**Exercise prompt:** Print the listing below in its entirety, character for character.

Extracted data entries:

-------

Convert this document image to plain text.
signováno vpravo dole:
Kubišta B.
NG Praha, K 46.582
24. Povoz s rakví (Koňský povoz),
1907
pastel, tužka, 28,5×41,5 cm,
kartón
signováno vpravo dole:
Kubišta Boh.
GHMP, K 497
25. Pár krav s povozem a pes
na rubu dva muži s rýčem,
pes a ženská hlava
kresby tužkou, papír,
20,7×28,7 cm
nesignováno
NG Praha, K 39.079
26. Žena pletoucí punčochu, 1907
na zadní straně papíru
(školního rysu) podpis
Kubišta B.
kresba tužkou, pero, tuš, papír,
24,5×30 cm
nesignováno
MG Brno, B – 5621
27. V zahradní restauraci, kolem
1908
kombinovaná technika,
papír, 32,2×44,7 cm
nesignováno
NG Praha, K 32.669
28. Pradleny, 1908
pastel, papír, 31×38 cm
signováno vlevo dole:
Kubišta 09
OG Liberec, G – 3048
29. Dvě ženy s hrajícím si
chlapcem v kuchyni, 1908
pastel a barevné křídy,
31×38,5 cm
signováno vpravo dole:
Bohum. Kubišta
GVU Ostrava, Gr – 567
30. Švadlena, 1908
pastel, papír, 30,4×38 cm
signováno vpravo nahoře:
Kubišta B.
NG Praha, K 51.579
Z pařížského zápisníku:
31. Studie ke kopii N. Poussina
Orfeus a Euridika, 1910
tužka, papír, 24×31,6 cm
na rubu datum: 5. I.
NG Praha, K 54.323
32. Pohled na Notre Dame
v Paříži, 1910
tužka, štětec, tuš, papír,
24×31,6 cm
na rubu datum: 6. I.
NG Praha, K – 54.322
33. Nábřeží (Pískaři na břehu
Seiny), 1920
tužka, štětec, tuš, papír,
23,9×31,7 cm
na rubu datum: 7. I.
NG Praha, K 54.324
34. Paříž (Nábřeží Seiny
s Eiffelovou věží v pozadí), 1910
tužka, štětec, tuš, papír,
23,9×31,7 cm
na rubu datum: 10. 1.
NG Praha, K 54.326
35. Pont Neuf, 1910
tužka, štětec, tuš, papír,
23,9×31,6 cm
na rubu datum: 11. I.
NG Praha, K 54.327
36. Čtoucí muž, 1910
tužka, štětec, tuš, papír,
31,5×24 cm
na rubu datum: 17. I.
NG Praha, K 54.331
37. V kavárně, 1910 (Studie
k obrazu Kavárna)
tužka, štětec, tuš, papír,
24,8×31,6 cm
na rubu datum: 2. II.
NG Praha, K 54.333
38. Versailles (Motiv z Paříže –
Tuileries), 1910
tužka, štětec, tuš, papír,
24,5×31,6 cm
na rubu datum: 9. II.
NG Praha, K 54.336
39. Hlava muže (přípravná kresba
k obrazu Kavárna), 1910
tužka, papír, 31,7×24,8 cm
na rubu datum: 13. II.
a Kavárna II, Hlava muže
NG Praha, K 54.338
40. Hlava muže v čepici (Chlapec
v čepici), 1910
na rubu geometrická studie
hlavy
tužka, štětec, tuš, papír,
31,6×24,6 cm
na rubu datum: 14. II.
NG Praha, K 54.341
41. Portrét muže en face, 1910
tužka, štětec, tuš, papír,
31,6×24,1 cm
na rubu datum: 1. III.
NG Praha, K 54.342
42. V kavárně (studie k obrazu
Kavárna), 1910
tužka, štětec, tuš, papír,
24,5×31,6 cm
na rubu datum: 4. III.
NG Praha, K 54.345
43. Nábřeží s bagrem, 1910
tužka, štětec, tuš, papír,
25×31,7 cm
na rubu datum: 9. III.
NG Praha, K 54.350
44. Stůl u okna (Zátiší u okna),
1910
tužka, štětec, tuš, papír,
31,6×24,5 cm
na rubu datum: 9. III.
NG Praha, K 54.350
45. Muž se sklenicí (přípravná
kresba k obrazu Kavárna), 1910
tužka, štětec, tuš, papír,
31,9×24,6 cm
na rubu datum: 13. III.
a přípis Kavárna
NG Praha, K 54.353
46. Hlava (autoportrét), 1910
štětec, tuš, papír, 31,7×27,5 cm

-------

**Output below:**
Convert this document image to plain text.
signováno vpravo dole:
Kubišta B.
NG Praha, K 46.582
24. Povoz s rakví (Koňský povoz),
1907
pastel, tužka, 28,5×41,5 cm,
kartón
signováno vpravo dole:
Kubišta Boh.
GHMP, K 497
25. Pár krav s povozem a pes
na rubu dva muži s rýčem,
pes a ženská hlava
kresby tužkou, papír,
20,7×28,7 cm
nesignováno
NG Praha, K 39.079
26. Žena pletoucí punčochu, 1907
na zadní straně papíru
(školního rysu) podpis
Kubišta B.
kresba tužkou, pero, tuš, papír,
24,5×30 cm
nesignováno
MG Brno, B – 5621
27. V zahradní restauraci, kolem
1908
kombinovaná technika,
papír, 32,2×44,7 cm
nesignováno
NG Praha, K 32.669
28. Pradleny, 1908
pastel, papír, 31×38 cm
signováno vlevo dole:
Kubišta 09
OG Liberec, G – 3048
29. Dvě ženy s hrajícím si
chlapcem v kuchyni, 1908
pastel a barevné křídy,
31×38,5 cm
signováno vpravo dole:
Bohum. Kubišta
GVU Ostrava, Gr – 567
30. Švadlena, 1908
pastel, papír, 30,4×38 cm
signováno vpravo nahoře:
Kubišta B.
NG Praha, K 51.579
Z pařížského zápisníku:
31. Studie ke kopii N. Poussina
Orfeus a Euridika, 1910
tužka, papír, 24×31,6 cm
na rubu datum: 5. I.
NG Praha, K 54.323
32. Pohled na Notre Dame
v Paříži, 1910
tužka, štětec, tuš, papír,
24×31,6 cm
na rubu datum: 6. I.
NG Praha, K – 54.322
33. Nábřeží (Pískaři na břehu
Seiny), 1920
tužka, štětec, tuš, papír,
23,9×31,7 cm
na rubu datum: 7. I.
NG Praha, K 54.324
34. Paříž (Nábřeží Seiny
s Eiffelovou věží v pozadí), 1910
tužka, štětec, tuš, papír,
23,9×31,7 cm
na rubu datum: 10. 1.
NG Praha, K 54.326
35. Pont Neuf, 1910
tužka, štětec, tuš, papír,
23,9×31,6 cm
na rubu datum: 11. I.
NG Praha, K 54.327
36. Čtoucí muž, 1910
tužka, štětec, tuš, papír,
31,5×24 cm
na rubu datum: 17. I.
NG Praha, K 54.331
37. V kavárně, 1910 (Studie
k obrazu Kavárna)
tužka, štětec, tuš, papír,
24,8×31,6 cm
na rubu datum: 2. II.
NG Praha, K 54.333
38. Versailles (Motiv z Paříže –
Tuileries), 1910
tužka, štětec, tuš, papír,
24,5×31,6 cm
na rubu datum: 9. II.
NG Praha, K 54.336
39. Hlava muže (přípravná kresba
k obrazu Kavárna), 1910
tužka, papír, 31,7×24,8 cm
na rubu datum: 13. II.
a Kavárna II, Hlava muže
NG Praha, K 54.338
40. Hlava muže v čepici (Chlapec
v čepici), 1910
na rubu geometrická studie
hlavy
tužka, štětec, tuš, papír,
31,6×24,6 cm
na rubu datum: 14. II.
NG Praha, K 54.341
41. Portrét muže en face, 1910
tužka, štětec, tuš, papír,
31,6×24,1 cm
na rubu datum: 1. III.
NG Praha, K 54.342
42. V kavárně (studie k obrazu
Kavárna), 1910
tužka, štětec, tuš, papír,
24,5×31,6 cm
na rubu datum: 4. III.
NG Praha, K 54.345
43. Nábřeží s bagrem, 1910
tužka, štětec, tuš, papír,
25×31,7 cm
na rubu datum: 9. III.
NG Praha, K 54.350
44. Stůl u okna (Zátiší u okna),
1910
tužka, štětec, tuš, papír,
31,6×24,5 cm
na rubu datum: 9. III.
NG Praha, K 54.350
45. Muž se sklenicí (přípravná
kresba k obrazu Kavárna), 1910
tužka, štětec, tuš, papír,
31,9×24,6 cm
na rubu datum: 13. III.
a přípis Kavárna
NG Praha, K 54.353
46. Hlava (autoportrét), 1910
štětec, tuš, papír, 31,7×27,5 cm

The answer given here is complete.